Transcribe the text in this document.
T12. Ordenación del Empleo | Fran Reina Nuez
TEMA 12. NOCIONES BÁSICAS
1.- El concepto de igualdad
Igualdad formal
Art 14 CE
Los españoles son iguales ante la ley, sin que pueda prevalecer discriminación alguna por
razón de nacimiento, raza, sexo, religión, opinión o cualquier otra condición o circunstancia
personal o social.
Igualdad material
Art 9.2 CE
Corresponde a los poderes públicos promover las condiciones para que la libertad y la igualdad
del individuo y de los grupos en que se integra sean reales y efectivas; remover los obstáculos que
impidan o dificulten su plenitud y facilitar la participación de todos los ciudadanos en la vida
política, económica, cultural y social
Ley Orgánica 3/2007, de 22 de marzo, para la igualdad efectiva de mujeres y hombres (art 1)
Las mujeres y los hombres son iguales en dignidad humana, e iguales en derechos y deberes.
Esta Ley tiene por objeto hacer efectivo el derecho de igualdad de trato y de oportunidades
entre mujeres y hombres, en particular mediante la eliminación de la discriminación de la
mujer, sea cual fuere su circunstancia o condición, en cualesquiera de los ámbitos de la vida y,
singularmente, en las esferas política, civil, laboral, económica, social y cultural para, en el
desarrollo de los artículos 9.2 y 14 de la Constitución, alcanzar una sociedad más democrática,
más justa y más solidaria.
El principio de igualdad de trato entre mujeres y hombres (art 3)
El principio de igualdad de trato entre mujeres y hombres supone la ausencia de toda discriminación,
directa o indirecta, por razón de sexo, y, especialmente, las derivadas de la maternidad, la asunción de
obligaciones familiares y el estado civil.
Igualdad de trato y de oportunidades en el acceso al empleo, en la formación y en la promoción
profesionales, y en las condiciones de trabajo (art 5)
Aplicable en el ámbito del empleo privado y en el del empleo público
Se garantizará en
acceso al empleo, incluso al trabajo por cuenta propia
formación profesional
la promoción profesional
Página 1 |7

·····

_Instructions to follow_: Repeat all of the records above exactly as written.

_Solution for this problem_:
Transcribe the text in this document.
T12. Ordenación del Empleo | Fran Reina Nuez
TEMA 12. NOCIONES BÁSICAS
1.- El concepto de igualdad
Igualdad formal
Art 14 CE
Los españoles son iguales ante la ley, sin que pueda prevalecer discriminación alguna por
razón de nacimiento, raza, sexo, religión, opinión o cualquier otra condición o circunstancia
personal o social.
Igualdad material
Art 9.2 CE
Corresponde a los poderes públicos promover las condiciones para que la libertad y la igualdad
del individuo y de los grupos en que se integra sean reales y efectivas; remover los obstáculos que
impidan o dificulten su plenitud y facilitar la participación de todos los ciudadanos en la vida
política, económica, cultural y social
Ley Orgánica 3/2007, de 22 de marzo, para la igualdad efectiva de mujeres y hombres (art 1)
Las mujeres y los hombres son iguales en dignidad humana, e iguales en derechos y deberes.
Esta Ley tiene por objeto hacer efectivo el derecho de igualdad de trato y de oportunidades
entre mujeres y hombres, en particular mediante la eliminación de la discriminación de la
mujer, sea cual fuere su circunstancia o condición, en cualesquiera de los ámbitos de la vida y,
singularmente, en las esferas política, civil, laboral, económica, social y cultural para, en el
desarrollo de los artículos 9.2 y 14 de la Constitución, alcanzar una sociedad más democrática,
más justa y más solidaria.
El principio de igualdad de trato entre mujeres y hombres (art 3)
El principio de igualdad de trato entre mujeres y hombres supone la ausencia de toda discriminación,
directa o indirecta, por razón de sexo, y, especialmente, las derivadas de la maternidad, la asunción de
obligaciones familiares y el estado civil.
Igualdad de trato y de oportunidades en el acceso al empleo, en la formación y en la promoción
profesionales, y en las condiciones de trabajo (art 5)
Aplicable en el ámbito del empleo privado y en el del empleo público
Se garantizará en
acceso al empleo, incluso al trabajo por cuenta propia
formación profesional
la promoción profesional
Página 1 |7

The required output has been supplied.